What is needed: Extract all lines that hold "implemented" from the records below.
○ ○ ○ ○ ○ ○ ○
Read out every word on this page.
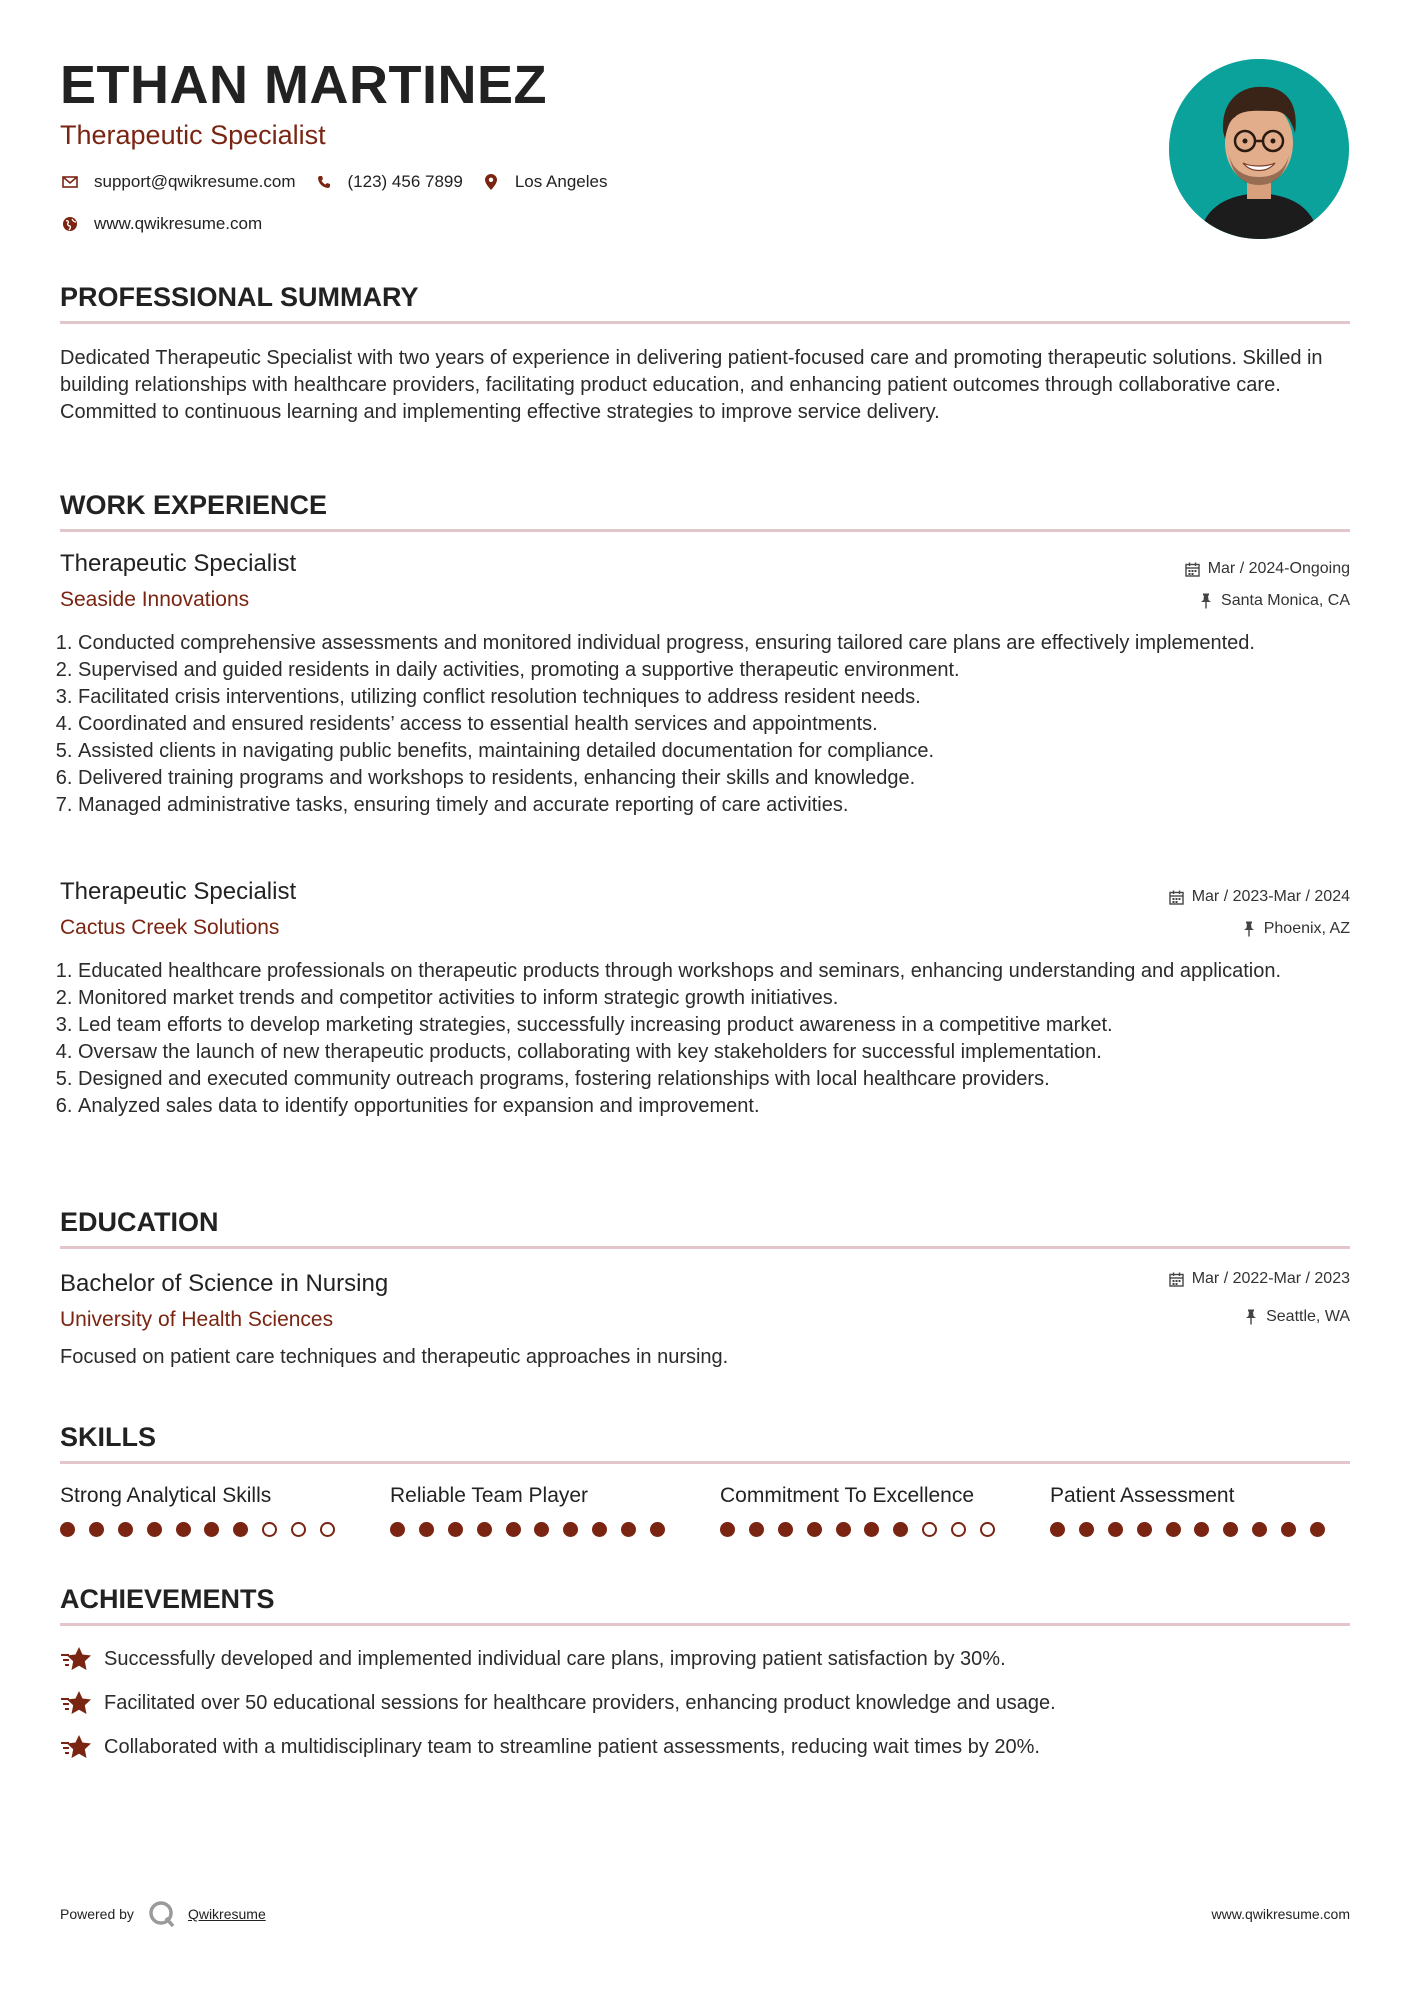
ETHAN MARTINEZ
Therapeutic Specialist
support@qwikresume.com	(123) 456 7899	Los Angeles
www.qwikresume.com
PROFESSIONAL SUMMARY

Dedicated Therapeutic Specialist with two years of experience in delivering patient-focused care and promoting therapeutic solutions. Skilled in building relationships with healthcare providers, facilitating product education, and enhancing patient outcomes through collaborative care. Committed to continuous learning and implementing effective strategies to improve service delivery.

WORK EXPERIENCE
Therapeutic Specialist	Mar / 2024-Ongoing
Seaside Innovations	Santa Monica, CA
1. Conducted comprehensive assessments and monitored individual progress, ensuring tailored care plans are effectively implemented.
2. Supervised and guided residents in daily activities, promoting a supportive therapeutic environment.
3. Facilitated crisis interventions, utilizing conflict resolution techniques to address resident needs.
4. Coordinated and ensured residents’ access to essential health services and appointments.
5. Assisted clients in navigating public benefits, maintaining detailed documentation for compliance.
6. Delivered training programs and workshops to residents, enhancing their skills and knowledge.
7. Managed administrative tasks, ensuring timely and accurate reporting of care activities.
Therapeutic Specialist	Mar / 2023-Mar / 2024
Cactus Creek Solutions	Phoenix, AZ
1. Educated healthcare professionals on therapeutic products through workshops and seminars, enhancing understanding and application.
2. Monitored market trends and competitor activities to inform strategic growth initiatives.
3. Led team efforts to develop marketing strategies, successfully increasing product awareness in a competitive market.
4. Oversaw the launch of new therapeutic products, collaborating with key stakeholders for successful implementation.
5. Designed and executed community outreach programs, fostering relationships with local healthcare providers.
6. Analyzed sales data to identify opportunities for expansion and improvement.
EDUCATION
Bachelor of Science in Nursing	Mar / 2022-Mar / 2023
University of Health Sciences	Seattle, WA

Focused on patient care techniques and therapeutic approaches in nursing.

SKILLS
Strong Analytical Skills	Reliable Team Player	Commitment To Excellence	Patient Assessment
ACHIEVEMENTS
Successfully developed and implemented individual care plans, improving patient satisfaction by 30%.
Facilitated over 50 educational sessions for healthcare providers, enhancing product knowledge and usage.
Collaborated with a multidisciplinary team to streamline patient assessments, reducing wait times by 20%.
Powered by	Qwikresume	www.qwikresume.com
○ ○ ○ ○ ○ ○ ○
Exercise result:
1. Conducted comprehensive assessments and monitored individual progress, ensuring tailored care plans are effectively implemented.
Successfully developed and implemented individual care plans, improving patient satisfaction by 30%.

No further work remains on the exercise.